- _Set exercise_: Scan the material and copy every line in which "name" appears.
--- Records shown ---
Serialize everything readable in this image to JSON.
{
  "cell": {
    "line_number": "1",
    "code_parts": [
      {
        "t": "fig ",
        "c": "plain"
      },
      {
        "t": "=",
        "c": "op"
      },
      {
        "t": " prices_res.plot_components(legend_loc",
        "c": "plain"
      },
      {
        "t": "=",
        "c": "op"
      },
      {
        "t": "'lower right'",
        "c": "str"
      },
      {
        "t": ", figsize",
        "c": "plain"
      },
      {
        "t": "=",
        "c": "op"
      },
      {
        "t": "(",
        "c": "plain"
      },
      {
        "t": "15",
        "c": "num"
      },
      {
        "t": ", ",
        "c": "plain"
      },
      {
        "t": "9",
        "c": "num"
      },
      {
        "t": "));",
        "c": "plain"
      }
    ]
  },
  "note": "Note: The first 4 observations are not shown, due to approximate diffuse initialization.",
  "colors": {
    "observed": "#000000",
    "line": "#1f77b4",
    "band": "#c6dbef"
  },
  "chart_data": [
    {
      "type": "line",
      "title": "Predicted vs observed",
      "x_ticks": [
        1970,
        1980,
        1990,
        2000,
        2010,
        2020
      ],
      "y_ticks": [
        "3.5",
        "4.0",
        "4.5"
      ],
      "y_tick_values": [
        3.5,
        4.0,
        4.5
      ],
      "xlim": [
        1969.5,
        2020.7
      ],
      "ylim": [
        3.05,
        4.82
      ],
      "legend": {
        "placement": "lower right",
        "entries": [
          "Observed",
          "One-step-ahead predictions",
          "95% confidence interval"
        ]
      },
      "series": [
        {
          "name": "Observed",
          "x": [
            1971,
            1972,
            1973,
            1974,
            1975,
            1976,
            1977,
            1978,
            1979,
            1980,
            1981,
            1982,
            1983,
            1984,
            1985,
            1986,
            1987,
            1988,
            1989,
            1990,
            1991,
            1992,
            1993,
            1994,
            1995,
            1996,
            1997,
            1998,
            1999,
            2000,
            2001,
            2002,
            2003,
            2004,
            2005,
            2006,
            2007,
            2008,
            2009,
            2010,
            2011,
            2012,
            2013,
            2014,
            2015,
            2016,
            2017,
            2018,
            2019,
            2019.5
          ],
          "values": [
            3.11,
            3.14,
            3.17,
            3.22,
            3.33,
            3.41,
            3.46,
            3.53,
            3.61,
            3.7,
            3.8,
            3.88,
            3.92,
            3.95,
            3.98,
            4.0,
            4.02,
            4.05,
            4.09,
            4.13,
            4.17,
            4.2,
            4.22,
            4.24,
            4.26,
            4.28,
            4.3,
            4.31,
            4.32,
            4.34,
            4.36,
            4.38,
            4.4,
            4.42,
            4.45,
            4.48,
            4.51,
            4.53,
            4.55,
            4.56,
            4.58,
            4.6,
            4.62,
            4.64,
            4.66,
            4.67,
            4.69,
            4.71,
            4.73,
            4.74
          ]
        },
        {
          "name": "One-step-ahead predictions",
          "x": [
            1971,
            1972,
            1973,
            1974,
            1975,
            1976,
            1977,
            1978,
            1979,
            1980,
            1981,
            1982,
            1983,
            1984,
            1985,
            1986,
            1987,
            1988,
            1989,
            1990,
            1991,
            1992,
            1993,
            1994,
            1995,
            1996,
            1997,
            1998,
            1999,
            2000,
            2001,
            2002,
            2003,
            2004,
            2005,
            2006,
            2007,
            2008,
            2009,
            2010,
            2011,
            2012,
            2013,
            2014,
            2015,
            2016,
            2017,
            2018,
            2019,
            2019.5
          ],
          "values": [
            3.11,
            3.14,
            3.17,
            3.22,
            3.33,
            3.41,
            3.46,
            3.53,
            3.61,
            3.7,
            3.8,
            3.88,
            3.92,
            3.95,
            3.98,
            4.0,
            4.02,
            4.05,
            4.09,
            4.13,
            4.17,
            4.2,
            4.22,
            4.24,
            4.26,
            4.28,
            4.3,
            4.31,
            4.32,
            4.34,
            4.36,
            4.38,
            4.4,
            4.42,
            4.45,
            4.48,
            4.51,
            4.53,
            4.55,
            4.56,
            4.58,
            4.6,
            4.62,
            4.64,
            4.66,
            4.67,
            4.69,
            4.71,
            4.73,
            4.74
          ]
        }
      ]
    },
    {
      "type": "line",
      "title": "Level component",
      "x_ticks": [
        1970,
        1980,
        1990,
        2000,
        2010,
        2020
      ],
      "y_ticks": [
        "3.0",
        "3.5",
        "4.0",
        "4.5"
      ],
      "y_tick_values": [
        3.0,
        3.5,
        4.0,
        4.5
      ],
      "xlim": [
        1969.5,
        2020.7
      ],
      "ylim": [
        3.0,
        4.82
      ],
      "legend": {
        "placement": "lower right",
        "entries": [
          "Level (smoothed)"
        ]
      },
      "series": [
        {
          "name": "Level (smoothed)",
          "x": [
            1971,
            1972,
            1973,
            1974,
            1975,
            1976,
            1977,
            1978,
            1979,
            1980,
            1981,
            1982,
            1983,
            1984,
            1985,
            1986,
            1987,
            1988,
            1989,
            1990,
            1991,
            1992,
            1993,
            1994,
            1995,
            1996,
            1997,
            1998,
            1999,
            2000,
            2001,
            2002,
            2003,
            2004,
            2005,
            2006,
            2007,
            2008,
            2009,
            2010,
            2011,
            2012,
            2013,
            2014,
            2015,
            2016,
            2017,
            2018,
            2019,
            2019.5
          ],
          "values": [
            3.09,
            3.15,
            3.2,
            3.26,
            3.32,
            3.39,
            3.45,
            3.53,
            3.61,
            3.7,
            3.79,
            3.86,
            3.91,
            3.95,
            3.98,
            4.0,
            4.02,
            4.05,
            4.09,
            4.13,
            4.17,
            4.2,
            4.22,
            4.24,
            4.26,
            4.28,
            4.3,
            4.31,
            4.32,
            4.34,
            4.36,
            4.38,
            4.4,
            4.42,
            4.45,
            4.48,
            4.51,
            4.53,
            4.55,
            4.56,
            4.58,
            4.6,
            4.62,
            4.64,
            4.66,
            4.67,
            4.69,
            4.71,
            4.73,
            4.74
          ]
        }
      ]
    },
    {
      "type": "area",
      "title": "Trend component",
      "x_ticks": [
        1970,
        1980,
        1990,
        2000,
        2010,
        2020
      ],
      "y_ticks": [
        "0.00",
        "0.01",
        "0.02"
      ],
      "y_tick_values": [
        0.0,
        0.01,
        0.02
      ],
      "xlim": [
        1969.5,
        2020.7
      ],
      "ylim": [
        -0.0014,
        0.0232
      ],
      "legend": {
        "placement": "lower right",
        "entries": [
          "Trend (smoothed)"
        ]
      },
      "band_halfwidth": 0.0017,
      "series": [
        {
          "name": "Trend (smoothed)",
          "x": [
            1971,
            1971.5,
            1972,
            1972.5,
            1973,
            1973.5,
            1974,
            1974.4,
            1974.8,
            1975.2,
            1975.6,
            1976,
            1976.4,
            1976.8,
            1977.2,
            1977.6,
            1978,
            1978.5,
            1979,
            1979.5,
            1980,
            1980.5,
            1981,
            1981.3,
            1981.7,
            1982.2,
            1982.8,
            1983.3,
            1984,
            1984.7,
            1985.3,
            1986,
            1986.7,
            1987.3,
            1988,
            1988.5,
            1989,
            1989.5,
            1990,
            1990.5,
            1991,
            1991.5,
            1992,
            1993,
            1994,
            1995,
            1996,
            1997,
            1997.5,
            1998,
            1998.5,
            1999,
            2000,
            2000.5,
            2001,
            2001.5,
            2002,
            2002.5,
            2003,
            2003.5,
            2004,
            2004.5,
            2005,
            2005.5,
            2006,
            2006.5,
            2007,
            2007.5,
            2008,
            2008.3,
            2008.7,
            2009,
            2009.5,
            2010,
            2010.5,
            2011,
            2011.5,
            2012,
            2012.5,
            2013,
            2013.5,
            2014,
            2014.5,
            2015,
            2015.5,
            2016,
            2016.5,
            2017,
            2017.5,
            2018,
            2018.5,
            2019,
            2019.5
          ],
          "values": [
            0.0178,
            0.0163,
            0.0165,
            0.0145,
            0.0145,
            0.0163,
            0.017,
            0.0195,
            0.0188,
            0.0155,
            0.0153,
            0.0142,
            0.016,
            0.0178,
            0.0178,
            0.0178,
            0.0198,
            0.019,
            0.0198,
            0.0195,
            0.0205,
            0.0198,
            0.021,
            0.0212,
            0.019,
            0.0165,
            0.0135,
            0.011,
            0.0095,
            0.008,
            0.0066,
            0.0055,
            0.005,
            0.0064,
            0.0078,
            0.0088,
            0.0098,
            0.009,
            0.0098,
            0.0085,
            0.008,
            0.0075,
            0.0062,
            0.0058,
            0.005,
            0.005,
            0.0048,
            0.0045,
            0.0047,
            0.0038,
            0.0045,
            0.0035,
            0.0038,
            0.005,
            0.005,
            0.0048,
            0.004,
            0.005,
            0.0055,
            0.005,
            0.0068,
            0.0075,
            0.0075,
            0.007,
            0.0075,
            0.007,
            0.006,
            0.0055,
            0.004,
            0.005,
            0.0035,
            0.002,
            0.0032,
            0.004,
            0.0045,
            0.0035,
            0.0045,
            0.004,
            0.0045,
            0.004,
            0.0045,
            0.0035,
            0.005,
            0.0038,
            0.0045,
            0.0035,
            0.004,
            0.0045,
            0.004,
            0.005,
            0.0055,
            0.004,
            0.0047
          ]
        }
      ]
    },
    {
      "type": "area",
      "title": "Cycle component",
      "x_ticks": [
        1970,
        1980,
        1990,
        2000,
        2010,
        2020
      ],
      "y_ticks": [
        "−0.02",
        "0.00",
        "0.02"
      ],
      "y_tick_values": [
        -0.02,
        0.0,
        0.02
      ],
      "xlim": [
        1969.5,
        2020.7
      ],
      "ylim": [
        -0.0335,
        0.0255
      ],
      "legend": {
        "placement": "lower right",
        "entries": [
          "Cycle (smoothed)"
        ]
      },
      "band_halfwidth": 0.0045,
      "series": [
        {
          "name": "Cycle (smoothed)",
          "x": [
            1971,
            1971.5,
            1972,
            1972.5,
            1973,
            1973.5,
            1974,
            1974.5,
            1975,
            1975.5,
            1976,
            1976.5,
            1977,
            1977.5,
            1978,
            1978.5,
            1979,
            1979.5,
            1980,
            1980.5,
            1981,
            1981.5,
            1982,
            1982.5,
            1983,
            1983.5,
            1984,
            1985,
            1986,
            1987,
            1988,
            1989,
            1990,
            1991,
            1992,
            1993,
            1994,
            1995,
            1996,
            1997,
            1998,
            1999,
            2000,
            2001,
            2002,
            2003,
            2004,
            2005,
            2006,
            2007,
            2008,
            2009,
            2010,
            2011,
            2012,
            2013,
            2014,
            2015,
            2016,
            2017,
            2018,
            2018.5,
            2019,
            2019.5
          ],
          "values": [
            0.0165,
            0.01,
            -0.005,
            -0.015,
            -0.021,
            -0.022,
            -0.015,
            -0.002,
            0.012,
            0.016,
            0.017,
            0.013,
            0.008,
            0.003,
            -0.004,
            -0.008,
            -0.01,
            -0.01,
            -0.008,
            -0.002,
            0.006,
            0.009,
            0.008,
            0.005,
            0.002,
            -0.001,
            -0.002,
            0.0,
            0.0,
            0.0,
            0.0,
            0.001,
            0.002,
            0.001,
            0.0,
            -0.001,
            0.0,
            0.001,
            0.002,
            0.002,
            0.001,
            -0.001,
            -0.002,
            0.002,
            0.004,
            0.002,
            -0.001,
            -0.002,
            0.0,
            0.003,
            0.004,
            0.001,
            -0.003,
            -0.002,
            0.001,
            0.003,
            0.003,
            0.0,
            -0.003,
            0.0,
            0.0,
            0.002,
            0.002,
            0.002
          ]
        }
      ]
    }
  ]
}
---
- _Final result_:
          "name": "Observed",
          "name": "One-step-ahead predictions",
          "name": "Level (smoothed)",
          "name": "Trend (smoothed)",
          "name": "Cycle (smoothed)",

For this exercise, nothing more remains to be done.